- TASK STATEMENT -
Print each line exactly as it is given.

— BEGIN DATA TO USE —

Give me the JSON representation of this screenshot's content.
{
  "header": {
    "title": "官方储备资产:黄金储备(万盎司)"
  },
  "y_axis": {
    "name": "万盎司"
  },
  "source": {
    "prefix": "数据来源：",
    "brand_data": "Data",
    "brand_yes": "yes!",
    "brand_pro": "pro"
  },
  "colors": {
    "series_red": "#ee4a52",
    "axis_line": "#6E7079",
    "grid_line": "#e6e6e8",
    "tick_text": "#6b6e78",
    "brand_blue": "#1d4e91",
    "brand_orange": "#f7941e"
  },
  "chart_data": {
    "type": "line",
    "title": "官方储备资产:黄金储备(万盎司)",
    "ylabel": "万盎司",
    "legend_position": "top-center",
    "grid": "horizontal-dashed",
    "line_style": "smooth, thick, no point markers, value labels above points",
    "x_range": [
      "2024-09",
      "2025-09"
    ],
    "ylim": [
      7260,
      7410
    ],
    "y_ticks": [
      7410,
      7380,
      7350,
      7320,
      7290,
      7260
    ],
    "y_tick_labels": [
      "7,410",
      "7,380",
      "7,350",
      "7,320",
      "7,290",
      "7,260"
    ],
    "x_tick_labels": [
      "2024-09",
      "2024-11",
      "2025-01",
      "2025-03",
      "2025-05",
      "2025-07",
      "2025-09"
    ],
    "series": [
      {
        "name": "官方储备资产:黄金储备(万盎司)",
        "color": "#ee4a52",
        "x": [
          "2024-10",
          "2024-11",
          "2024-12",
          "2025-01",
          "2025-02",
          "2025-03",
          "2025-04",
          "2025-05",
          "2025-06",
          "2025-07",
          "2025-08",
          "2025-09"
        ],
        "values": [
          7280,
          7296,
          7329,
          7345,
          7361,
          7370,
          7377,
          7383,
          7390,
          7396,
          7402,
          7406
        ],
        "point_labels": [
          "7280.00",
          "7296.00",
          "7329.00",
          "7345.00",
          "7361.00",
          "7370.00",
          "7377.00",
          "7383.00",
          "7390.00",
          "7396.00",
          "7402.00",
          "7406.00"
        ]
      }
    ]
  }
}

— END DATA TO USE —

- RESULT OF THIS EXERCISE -
Give me the JSON representation of this screenshot's content.
{
  "header": {
    "title": "官方储备资产:黄金储备(万盎司)"
  },
  "y_axis": {
    "name": "万盎司"
  },
  "source": {
    "prefix": "数据来源：",
    "brand_data": "Data",
    "brand_yes": "yes!",
    "brand_pro": "pro"
  },
  "colors": {
    "series_red": "#ee4a52",
    "axis_line": "#6E7079",
    "grid_line": "#e6e6e8",
    "tick_text": "#6b6e78",
    "brand_blue": "#1d4e91",
    "brand_orange": "#f7941e"
  },
  "chart_data": {
    "type": "line",
    "title": "官方储备资产:黄金储备(万盎司)",
    "ylabel": "万盎司",
    "legend_position": "top-center",
    "grid": "horizontal-dashed",
    "line_style": "smooth, thick, no point markers, value labels above points",
    "x_range": [
      "2024-09",
      "2025-09"
    ],
    "ylim": [
      7260,
      7410
    ],
    "y_ticks": [
      7410,
      7380,
      7350,
      7320,
      7290,
      7260
    ],
    "y_tick_labels": [
      "7,410",
      "7,380",
      "7,350",
      "7,320",
      "7,290",
      "7,260"
    ],
    "x_tick_labels": [
      "2024-09",
      "2024-11",
      "2025-01",
      "2025-03",
      "2025-05",
      "2025-07",
      "2025-09"
    ],
    "series": [
      {
        "name": "官方储备资产:黄金储备(万盎司)",
        "color": "#ee4a52",
        "x": [
          "2024-10",
          "2024-11",
          "2024-12",
          "2025-01",
          "2025-02",
          "2025-03",
          "2025-04",
          "2025-05",
          "2025-06",
          "2025-07",
          "2025-08",
          "2025-09"
        ],
        "values": [
          7280,
          7296,
          7329,
          7345,
          7361,
          7370,
          7377,
          7383,
          7390,
          7396,
          7402,
          7406
        ],
        "point_labels": [
          "7280.00",
          "7296.00",
          "7329.00",
          "7345.00",
          "7361.00",
          "7370.00",
          "7377.00",
          "7383.00",
          "7390.00",
          "7396.00",
          "7402.00",
          "7406.00"
        ]
      }
    ]
  }
}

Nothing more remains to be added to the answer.